— begin RECORD LIST —

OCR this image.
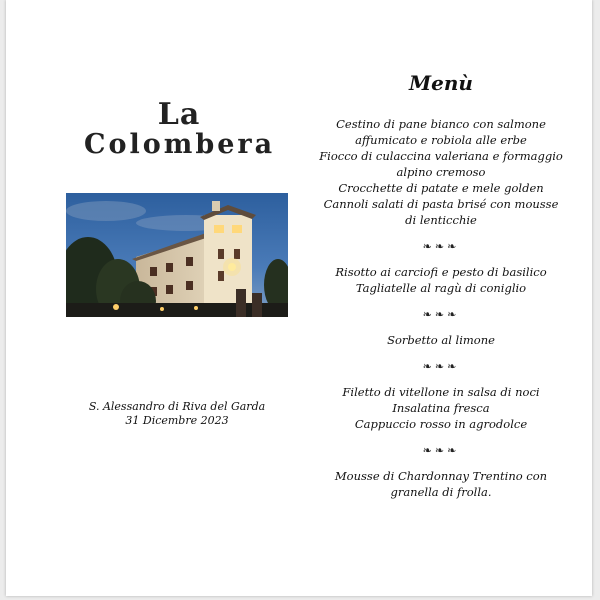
La
Colombera
S. Alessandro di Riva del Garda
31 Dicembre 2023
Menù
Cestino di pane bianco con salmone
affumicato e robiola alle erbe
Fiocco di culaccina valeriana e formaggio
alpino cremoso
Crocchette di patate e mele golden
Cannoli salati di pasta brisé con mousse
di lenticchie
❧❧❧
Risotto ai carciofi e pesto di basilico
Tagliatelle al ragù di coniglio
❧❧❧
Sorbetto al limone
❧❧❧
Filetto di vitellone in salsa di noci
Insalatina fresca
Cappuccio rosso in agrodolce
❧❧❧
Mousse di Chardonnay Trentino con
granella di frolla.
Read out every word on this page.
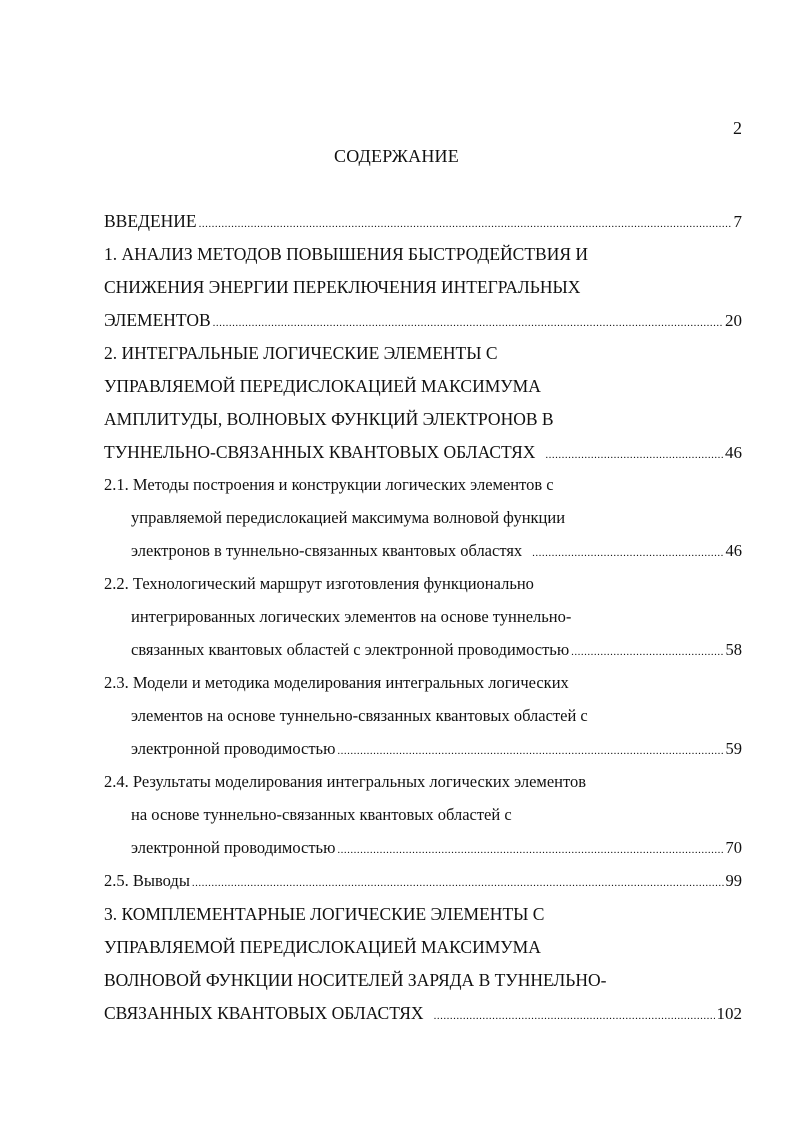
2
СОДЕРЖАНИЕ
ВВЕДЕНИЕ .....	7
1. АНАЛИЗ МЕТОДОВ ПОВЫШЕНИЯ БЫСТРОДЕЙСТВИЯ И
СНИЖЕНИЯ ЭНЕРГИИ ПЕРЕКЛЮЧЕНИЯ ИНТЕГРАЛЬНЫХ
ЭЛЕМЕНТОВ .....	20
2. ИНТЕГРАЛЬНЫЕ ЛОГИЧЕСКИЕ ЭЛЕМЕНТЫ С
УПРАВЛЯЕМОЙ ПЕРЕДИСЛОКАЦИЕЙ МАКСИМУМА
АМПЛИТУДЫ, ВОЛНОВЫХ ФУНКЦИЙ ЭЛЕКТРОНОВ В
ТУННЕЛЬНО-СВЯЗАННЫХ КВАНТОВЫХ ОБЛАСТЯХ .....	46
2.1. Методы построения и конструкции логических элементов с
управляемой передислокацией максимума волновой функции
электронов в туннельно-связанных квантовых областях .....	46
2.2. Технологический маршрут изготовления функционально
интегрированных логических элементов на основе туннельно-
связанных квантовых областей с электронной проводимостью .....	58
2.3. Модели и методика моделирования интегральных логических
элементов на основе туннельно-связанных квантовых областей с
электронной проводимостью .....	59
2.4. Результаты моделирования интегральных логических элементов
на основе туннельно-связанных квантовых областей с
электронной проводимостью .....	70
2.5. Выводы .....	99
3. КОМПЛЕМЕНТАРНЫЕ ЛОГИЧЕСКИЕ ЭЛЕМЕНТЫ С
УПРАВЛЯЕМОЙ ПЕРЕДИСЛОКАЦИЕЙ МАКСИМУМА
ВОЛНОВОЙ ФУНКЦИИ НОСИТЕЛЕЙ ЗАРЯДА В ТУННЕЛЬНО-
СВЯЗАННЫХ КВАНТОВЫХ ОБЛАСТЯХ .....	102
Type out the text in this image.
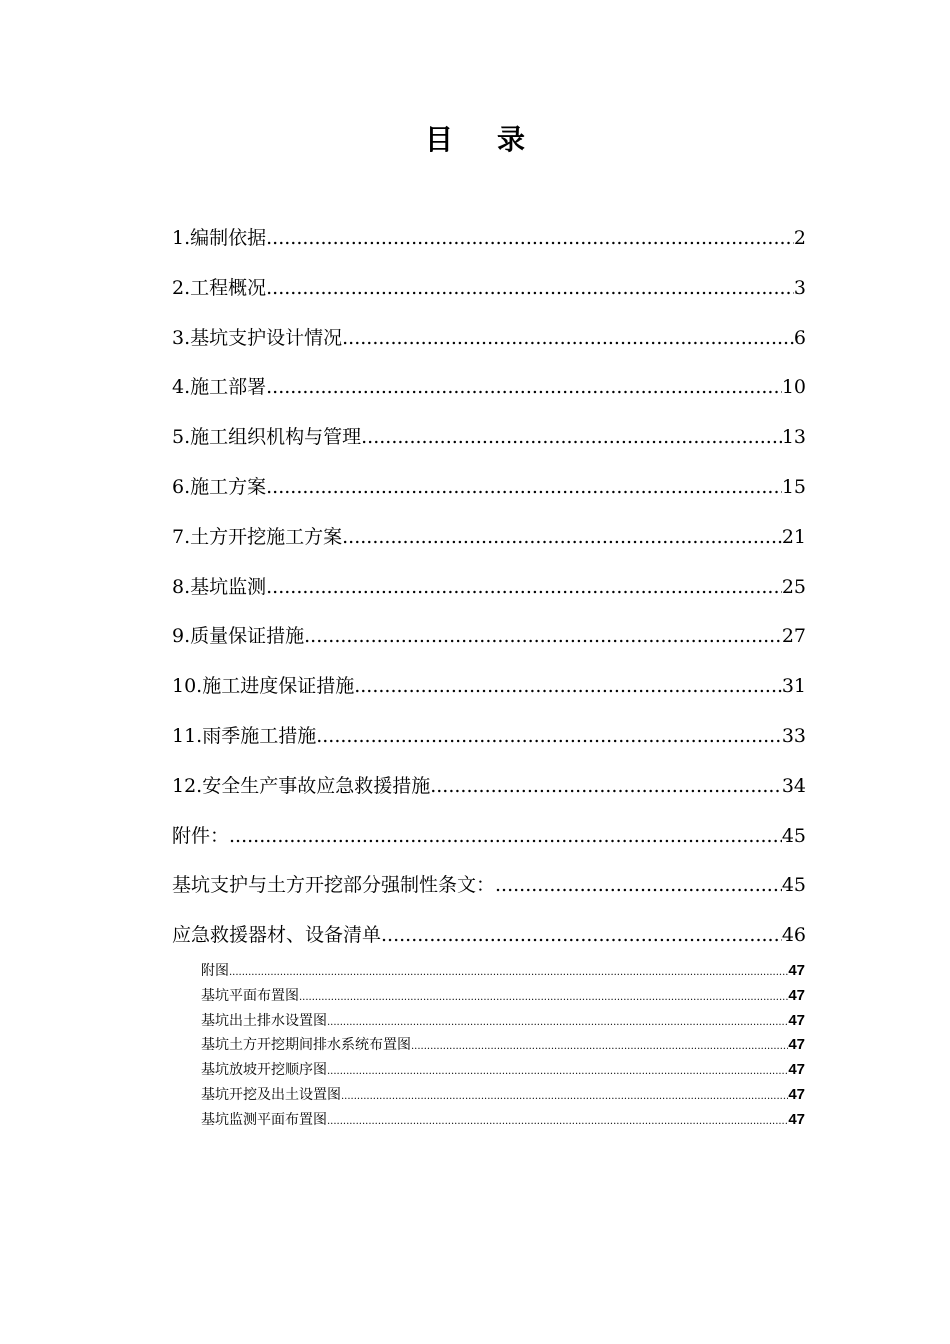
目 录
1.编制依据 .....	2
2.工程概况 .....	3
3.基坑支护设计情况 .....	6
4.施工部署 .....	10
5.施工组织机构与管理 .....	13
6.施工方案 .....	15
7.土方开挖施工方案 .....	21
8.基坑监测 .....	25
9.质量保证措施 .....	27
10.施工进度保证措施 .....	31
11.雨季施工措施 .....	33
12.安全生产事故应急救援措施 .....	34
附件： .....	45
基坑支护与土方开挖部分强制性条文： .....	45
应急救援器材、设备清单 .....	46
附图 .....	47
基坑平面布置图 .....	47
基坑出土排水设置图 .....	47
基坑土方开挖期间排水系统布置图 .....	47
基坑放坡开挖顺序图 .....	47
基坑开挖及出土设置图 .....	47
基坑监测平面布置图 .....	47
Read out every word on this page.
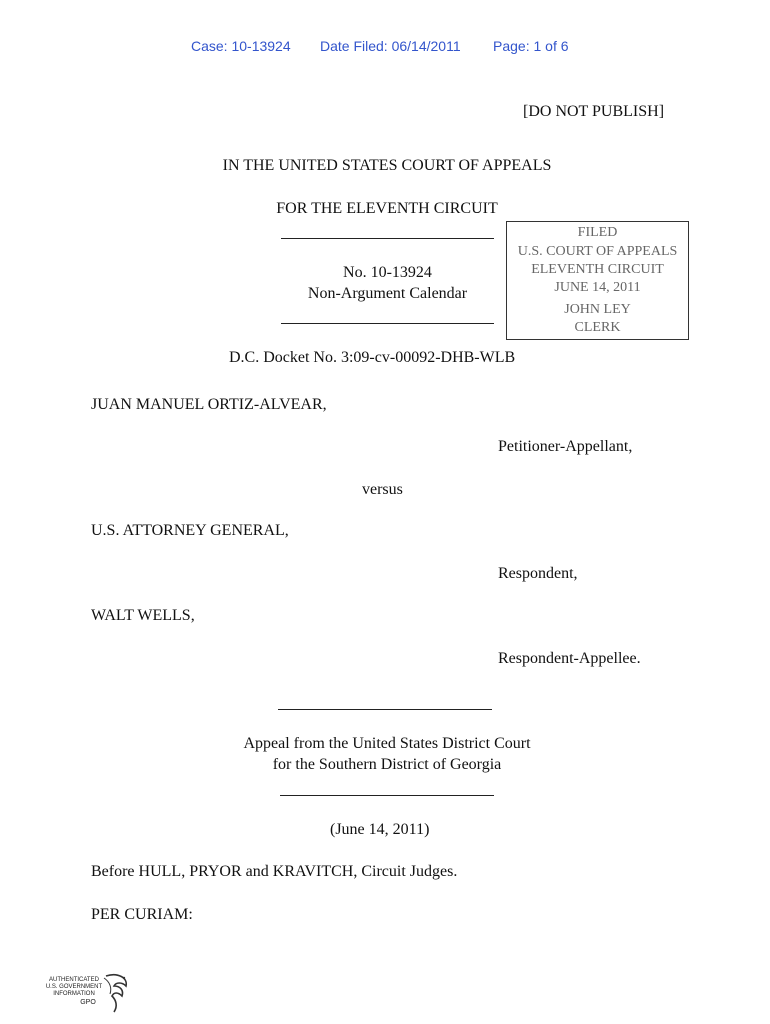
Case: 10-13924 Date Filed: 06/14/2011 Page: 1 of 6
[DO NOT PUBLISH]
IN THE UNITED STATES COURT OF APPEALS
FOR THE ELEVENTH CIRCUIT
No. 10-13924
Non-Argument Calendar
FILED
U.S. COURT OF APPEALS
ELEVENTH CIRCUIT
JUNE 14, 2011
JOHN LEY
CLERK
D.C. Docket No. 3:09-cv-00092-DHB-WLB
JUAN MANUEL ORTIZ-ALVEAR,
Petitioner-Appellant,
versus
U.S. ATTORNEY GENERAL,
Respondent,
WALT WELLS,
Respondent-Appellee.
Appeal from the United States District Court
for the Southern District of Georgia
(June 14, 2011)
Before HULL, PRYOR and KRAVITCH, Circuit Judges.
PER CURIAM:
AUTHENTICATED
U.S. GOVERNMENT
INFORMATION
GPO
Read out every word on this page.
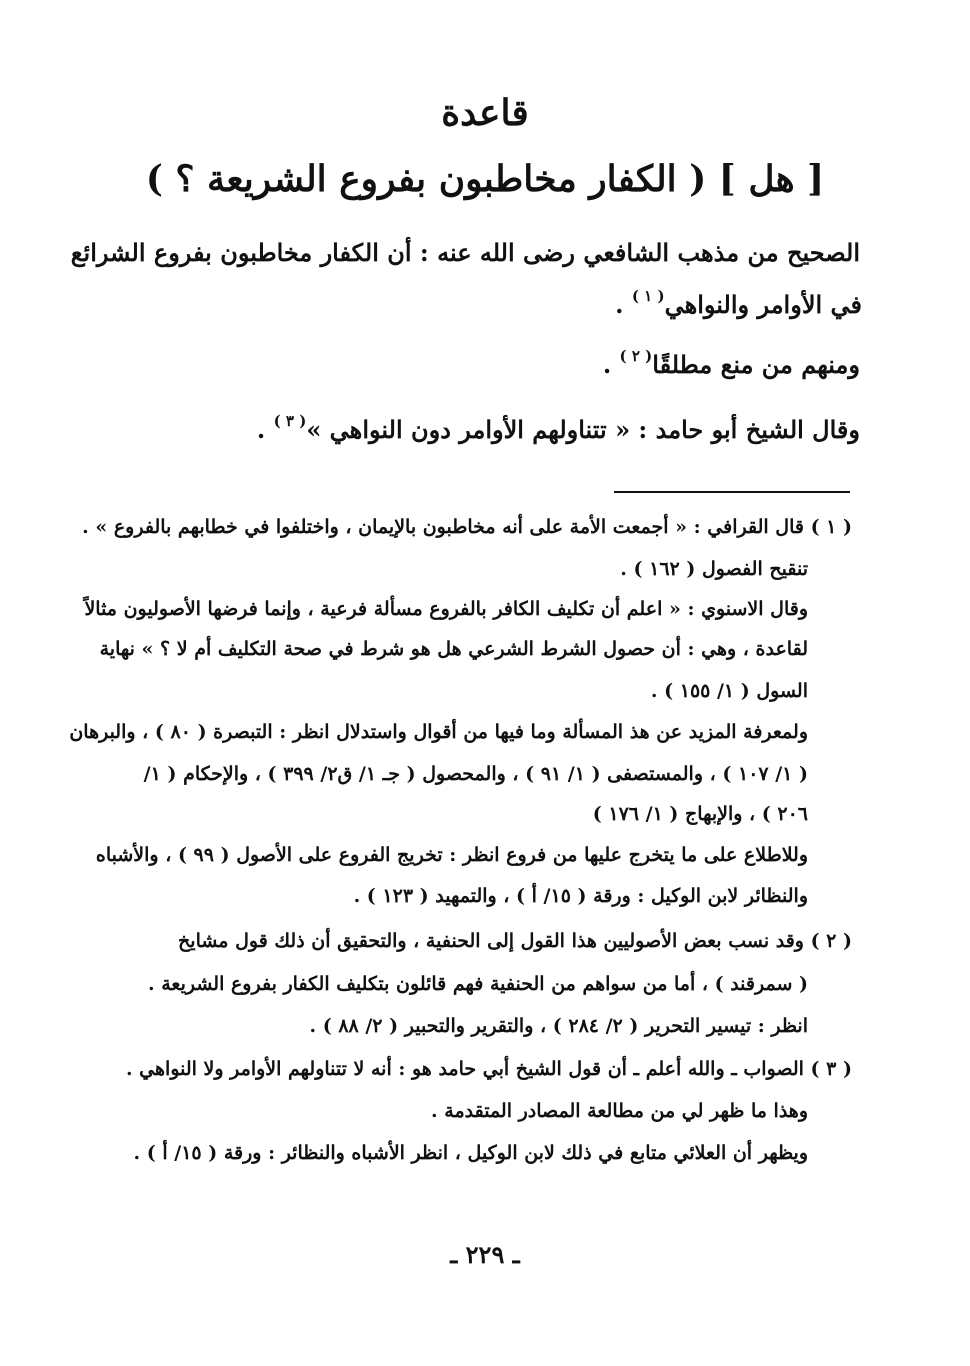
قاعدة
[ هل ] ( الكفار مخاطبون بفروع الشريعة ؟ )
الصحيح من مذهب الشافعي رضى الله عنه : أن الكفار مخاطبون بفروع الشرائع
في الأوامر والنواهي$^{( ١ )}$ .
ومنهم من منع مطلقًا$^{( ٢ )}$ .
وقال الشيخ أبو حامد : « تتناولهم الأوامر دون النواهي »$^{( ٣ )}$ .
( ١ ) قال القرافي : « أجمعت الأمة على أنه مخاطبون بالإيمان ، واختلفوا في خطابهم بالفروع » .
تنقيح الفصول ( ١٦٢ ) .
وقال الاسنوي : « اعلم أن تكليف الكافر بالفروع مسألة فرعية ، وإنما فرضها الأصوليون مثالاً
لقاعدة ، وهي : أن حصول الشرط الشرعي هل هو شرط في صحة التكليف أم لا ؟ » نهاية
السول ( ١/ ١٥٥ ) .
ولمعرفة المزيد عن هذ المسألة وما فيها من أقوال واستدلال انظر : التبصرة ( ٨٠ ) ، والبرهان
( ١/ ١٠٧ ) ، والمستصفى ( ١/ ٩١ ) ، والمحصول ( جـ ١/ ق٢/ ٣٩٩ ) ، والإحكام ( ١/
٢٠٦ ) ، والإبهاج ( ١/ ١٧٦ )
وللاطلاع على ما يتخرج عليها من فروع انظر : تخريج الفروع على الأصول ( ٩٩ ) ، والأشباه
والنظائر لابن الوكيل : ورقة ( ١٥/ أ ) ، والتمهيد ( ١٢٣ ) .
( ٢ ) وقد نسب بعض الأصوليين هذا القول إلى الحنفية ، والتحقيق أن ذلك قول مشايخ
( سمرقند ) ، أما من سواهم من الحنفية فهم قائلون بتكليف الكفار بفروع الشريعة .
انظر : تيسير التحرير ( ٢/ ٢٨٤ ) ، والتقرير والتحبير ( ٢/ ٨٨ ) .
( ٣ ) الصواب ـ والله أعلم ـ أن قول الشيخ أبي حامد هو : أنه لا تتناولهم الأوامر ولا النواهي .
وهذا ما ظهر لي من مطالعة المصادر المتقدمة .
ويظهر أن العلائي متابع في ذلك لابن الوكيل ، انظر الأشباه والنظائر : ورقة ( ١٥/ أ ) .
ـ ٢٢٩ ـ
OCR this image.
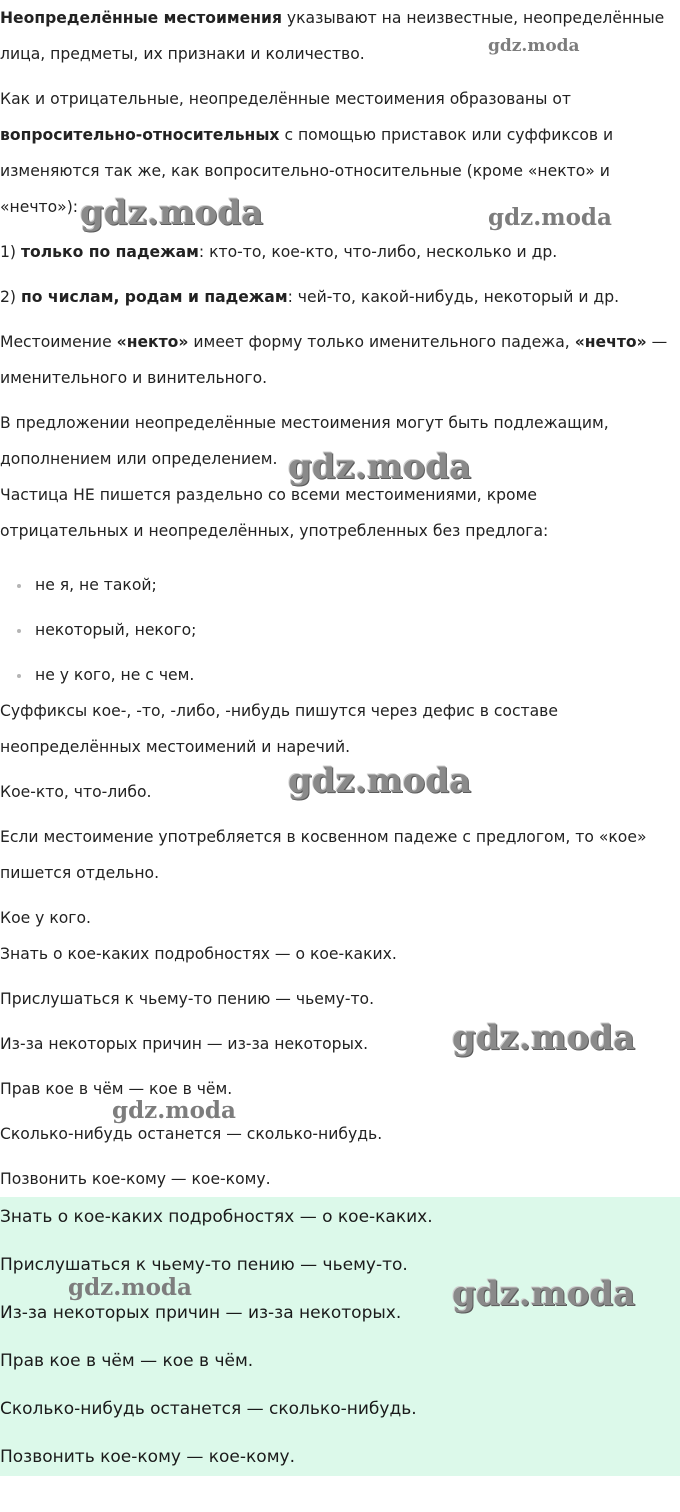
Неопределённые местоимения указывают на неизвестные, неопределённые
лица, предметы, их признаки и количество.
Как и отрицательные, неопределённые местоимения образованы от
вопросительно-относительных с помощью приставок или суффиксов и
изменяются так же, как вопросительно-относительные (кроме «некто» и
«нечто»):
1) только по падежам: кто-то, кое-кто, что-либо, несколько и др.
2) по числам, родам и падежам: чей-то, какой-нибудь, некоторый и др.
Местоимение «некто» имеет форму только именительного падежа, «нечто» —
именительного и винительного.
В предложении неопределённые местоимения могут быть подлежащим,
дополнением или определением.
Частица НЕ пишется раздельно со всеми местоимениями, кроме
отрицательных и неопределённых, употребленных без предлога:
не я, не такой;
некоторый, некого;
не у кого, не с чем.
Суффиксы кое-, -то, -либо, -нибудь пишутся через дефис в составе
неопределённых местоимений и наречий.
Кое-кто, что-либо.
Если местоимение употребляется в косвенном падеже с предлогом, то «кое»
пишется отдельно.
Кое у кого.
Знать о кое-каких подробностях — о кое-каких.
Прислушаться к чьему-то пению — чьему-то.
Из-за некоторых причин — из-за некоторых.
Прав кое в чём — кое в чём.
Сколько-нибудь останется — сколько-нибудь.
Позвонить кое-кому — кое-кому.
Знать о кое-каких подробностях — о кое-каких.
Прислушаться к чьему-то пению — чьему-то.
Из-за некоторых причин — из-за некоторых.
Прав кое в чём — кое в чём.
Сколько-нибудь останется — сколько-нибудь.
Позвонить кое-кому — кое-кому.
gdz.moda
gdz.moda	gdz.moda
gdz.moda
gdz.moda
gdz.moda
gdz.moda
gdz.moda	gdz.moda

— end RECORD LIST —

EXERCISE PROMPT: Show all lines from the records above where the word "الشريعة" occurs.

RESULT OF THE EXERCISE:
[ هل ] ( الكفار مخاطبون بفروع الشريعة ؟ )
( سمرقند ) ، أما من سواهم من الحنفية فهم قائلون بتكليف الكفار بفروع الشريعة .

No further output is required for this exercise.